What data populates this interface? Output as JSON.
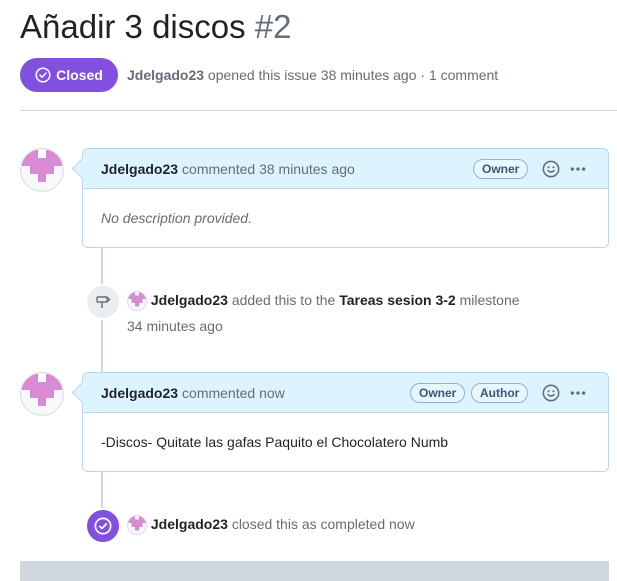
{
  "issue": {
    "title": "Añadir 3 discos",
    "number": "#2",
    "state": "Closed",
    "author": "Jdelgado23",
    "meta_text": "opened this issue 38 minutes ago · 1 comment"
  },
  "timeline": {
    "comment1": {
      "author": "Jdelgado23",
      "time": "commented 38 minutes ago",
      "owner_label": "Owner",
      "body": "No description provided."
    },
    "milestone_event": {
      "author": "Jdelgado23",
      "text_before": "added this to the",
      "milestone": "Tareas sesion 3-2",
      "text_after": "milestone",
      "time": "34 minutes ago"
    },
    "comment2": {
      "author": "Jdelgado23",
      "time": "commented now",
      "owner_label": "Owner",
      "author_label": "Author",
      "body": "-Discos- Quitate las gafas Paquito el Chocolatero Numb"
    },
    "closed_event": {
      "author": "Jdelgado23",
      "text": "closed this as completed now"
    }
  },
  "colors": {
    "closed_purple": "#8250df",
    "header_blue": "#ddf4ff",
    "avatar_pink": "#d98ad6"
  },
  "icons": {
    "state": "check-circle-icon",
    "milestone": "milestone-icon",
    "emoji": "smiley-icon",
    "more": "kebab-horizontal-icon"
  }
}
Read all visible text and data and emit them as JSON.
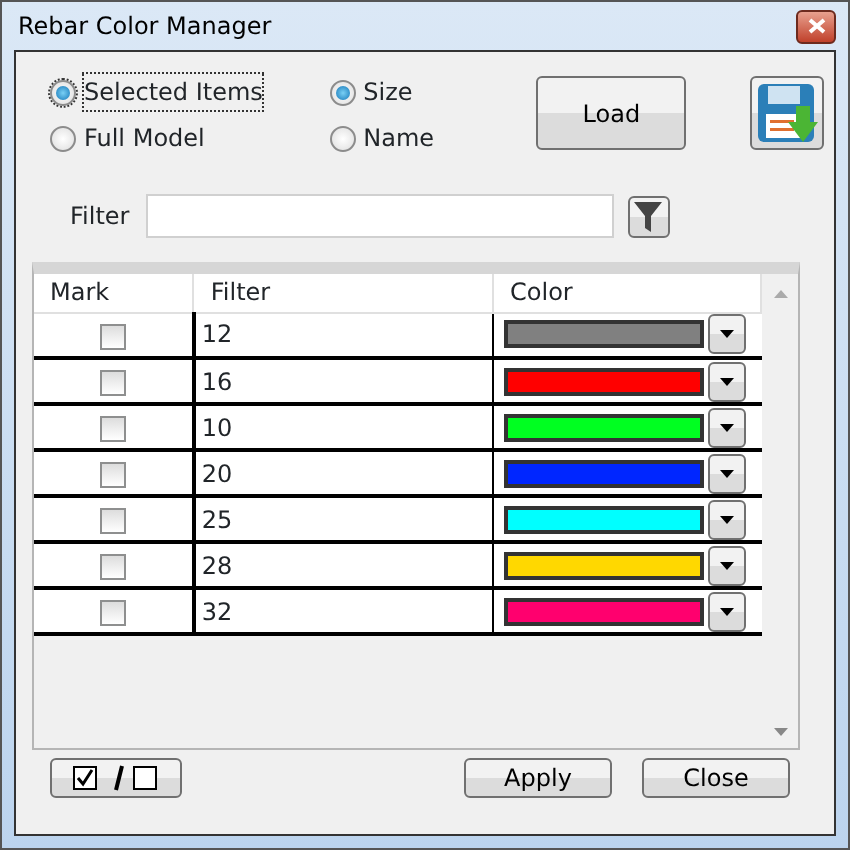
{
  "window": {
    "title": "Rebar Color Manager"
  },
  "scope_options": [
    {
      "label": "Selected Items",
      "selected": true
    },
    {
      "label": "Full Model",
      "selected": false
    }
  ],
  "group_options": [
    {
      "label": "Size",
      "selected": true
    },
    {
      "label": "Name",
      "selected": false
    }
  ],
  "load_button": "Load",
  "filter": {
    "label": "Filter"
  },
  "table": {
    "columns": [
      "Mark",
      "Filter",
      "Color"
    ],
    "rows": [
      {
        "checked": false,
        "filter": "12",
        "color": "#808080"
      },
      {
        "checked": false,
        "filter": "16",
        "color": "#ff0000"
      },
      {
        "checked": false,
        "filter": "10",
        "color": "#00ff21"
      },
      {
        "checked": false,
        "filter": "20",
        "color": "#0026ff"
      },
      {
        "checked": false,
        "filter": "25",
        "color": "#00ffff"
      },
      {
        "checked": false,
        "filter": "28",
        "color": "#ffd800"
      },
      {
        "checked": false,
        "filter": "32",
        "color": "#ff006e"
      }
    ]
  },
  "buttons": [
    "Apply",
    "Close"
  ]
}
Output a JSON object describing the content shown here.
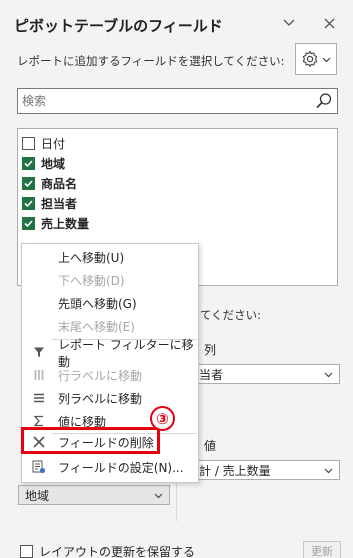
{
  "panel": {
    "title": "ピボットテーブルのフィールド",
    "subtitle": "レポートに追加するフィールドを選択してください:",
    "collapse_icon": "chevron-down-icon",
    "close_icon": "close-icon",
    "settings_icon": "gear-icon"
  },
  "search": {
    "placeholder": "検索",
    "value": ""
  },
  "fields": [
    {
      "label": "日付",
      "checked": false
    },
    {
      "label": "地域",
      "checked": true
    },
    {
      "label": "商品名",
      "checked": true
    },
    {
      "label": "担当者",
      "checked": true
    },
    {
      "label": "売上数量",
      "checked": true
    }
  ],
  "areas": {
    "hint": "てください:",
    "columns": {
      "title": "列",
      "value": "担当者"
    },
    "values": {
      "title": "値",
      "value": "合計 / 売上数量"
    },
    "rows": {
      "value": "地域"
    }
  },
  "context_menu": {
    "items": [
      {
        "label": "上へ移動(U)",
        "disabled": false,
        "icon": ""
      },
      {
        "label": "下へ移動(D)",
        "disabled": true,
        "icon": ""
      },
      {
        "label": "先頭へ移動(G)",
        "disabled": false,
        "icon": ""
      },
      {
        "label": "末尾へ移動(E)",
        "disabled": true,
        "icon": ""
      },
      {
        "label": "レポート フィルターに移動",
        "disabled": false,
        "icon": "filter-icon"
      },
      {
        "label": "行ラベルに移動",
        "disabled": true,
        "icon": "rows-icon"
      },
      {
        "label": "列ラベルに移動",
        "disabled": false,
        "icon": "columns-icon"
      },
      {
        "label": "値に移動",
        "disabled": false,
        "icon": "sigma-icon"
      },
      {
        "label": "フィールドの削除",
        "disabled": false,
        "icon": "remove-field-icon"
      },
      {
        "label": "フィールドの設定(N)...",
        "disabled": false,
        "icon": "field-settings-icon"
      }
    ]
  },
  "annotation": {
    "badge": "③",
    "color": "#e60012"
  },
  "footer": {
    "defer_label": "レイアウトの更新を保留する",
    "update_label": "更新"
  },
  "colors": {
    "checkbox": "#217346",
    "background": "#f3f3f3"
  }
}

======

Omit the pictures and restate the rest of the records verbatim.

### [Solution for this problem]
What data populates this interface? Output as JSON.
{
  "issue": {
    "title": "Añadir 3 discos",
    "number": "#2",
    "state": "Closed",
    "author": "Jdelgado23",
    "meta_text": "opened this issue 38 minutes ago · 1 comment"
  },
  "timeline": {
    "comment1": {
      "author": "Jdelgado23",
      "time": "commented 38 minutes ago",
      "owner_label": "Owner",
      "body": "No description provided."
    },
    "milestone_event": {
      "author": "Jdelgado23",
      "text_before": "added this to the",
      "milestone": "Tareas sesion 3-2",
      "text_after": "milestone",
      "time": "34 minutes ago"
    },
    "comment2": {
      "author": "Jdelgado23",
      "time": "commented now",
      "owner_label": "Owner",
      "author_label": "Author",
      "body": "-Discos- Quitate las gafas Paquito el Chocolatero Numb"
    },
    "closed_event": {
      "author": "Jdelgado23",
      "text": "closed this as completed now"
    }
  },
  "colors": {
    "closed_purple": "#8250df",
    "header_blue": "#ddf4ff",
    "avatar_pink": "#d98ad6"
  },
  "icons": {
    "state": "check-circle-icon",
    "milestone": "milestone-icon",
    "emoji": "smiley-icon",
    "more": "kebab-horizontal-icon"
  }
}
Read all visible text and data and emit them as JSON.
{
  "window": {
    "title": "Rebar Color Manager"
  },
  "scope_options": [
    {
      "label": "Selected Items",
      "selected": true
    },
    {
      "label": "Full Model",
      "selected": false
    }
  ],
  "group_options": [
    {
      "label": "Size",
      "selected": true
    },
    {
      "label": "Name",
      "selected": false
    }
  ],
  "load_button": "Load",
  "filter": {
    "label": "Filter"
  },
  "table": {
    "columns": [
      "Mark",
      "Filter",
      "Color"
    ],
    "rows": [
      {
        "checked": false,
        "filter": "12",
        "color": "#808080"
      },
      {
        "checked": false,
        "filter": "16",
        "color": "#ff0000"
      },
      {
        "checked": false,
        "filter": "10",
        "color": "#00ff21"
      },
      {
        "checked": false,
        "filter": "20",
        "color": "#0026ff"
      },
      {
        "checked": false,
        "filter": "25",
        "color": "#00ffff"
      },
      {
        "checked": false,
        "filter": "28",
        "color": "#ffd800"
      },
      {
        "checked": false,
        "filter": "32",
        "color": "#ff006e"
      }
    ]
  },
  "buttons": [
    "Apply",
    "Close"
  ]
}
Output a JSON object describing the content shown here.
{
  "panel": {
    "title": "ピボットテーブルのフィールド",
    "subtitle": "レポートに追加するフィールドを選択してください:",
    "collapse_icon": "chevron-down-icon",
    "close_icon": "close-icon",
    "settings_icon": "gear-icon"
  },
  "search": {
    "placeholder": "検索",
    "value": ""
  },
  "fields": [
    {
      "label": "日付",
      "checked": false
    },
    {
      "label": "地域",
      "checked": true
    },
    {
      "label": "商品名",
      "checked": true
    },
    {
      "label": "担当者",
      "checked": true
    },
    {
      "label": "売上数量",
      "checked": true
    }
  ],
  "areas": {
    "hint": "てください:",
    "columns": {
      "title": "列",
      "value": "担当者"
    },
    "values": {
      "title": "値",
      "value": "合計 / 売上数量"
    },
    "rows": {
      "value": "地域"
    }
  },
  "context_menu": {
    "items": [
      {
        "label": "上へ移動(U)",
        "disabled": false,
        "icon": ""
      },
      {
        "label": "下へ移動(D)",
        "disabled": true,
        "icon": ""
      },
      {
        "label": "先頭へ移動(G)",
        "disabled": false,
        "icon": ""
      },
      {
        "label": "末尾へ移動(E)",
        "disabled": true,
        "icon": ""
      },
      {
        "label": "レポート フィルターに移動",
        "disabled": false,
        "icon": "filter-icon"
      },
      {
        "label": "行ラベルに移動",
        "disabled": true,
        "icon": "rows-icon"
      },
      {
        "label": "列ラベルに移動",
        "disabled": false,
        "icon": "columns-icon"
      },
      {
        "label": "値に移動",
        "disabled": false,
        "icon": "sigma-icon"
      },
      {
        "label": "フィールドの削除",
        "disabled": false,
        "icon": "remove-field-icon"
      },
      {
        "label": "フィールドの設定(N)...",
        "disabled": false,
        "icon": "field-settings-icon"
      }
    ]
  },
  "annotation": {
    "badge": "③",
    "color": "#e60012"
  },
  "footer": {
    "defer_label": "レイアウトの更新を保留する",
    "update_label": "更新"
  },
  "colors": {
    "checkbox": "#217346",
    "background": "#f3f3f3"
  }
}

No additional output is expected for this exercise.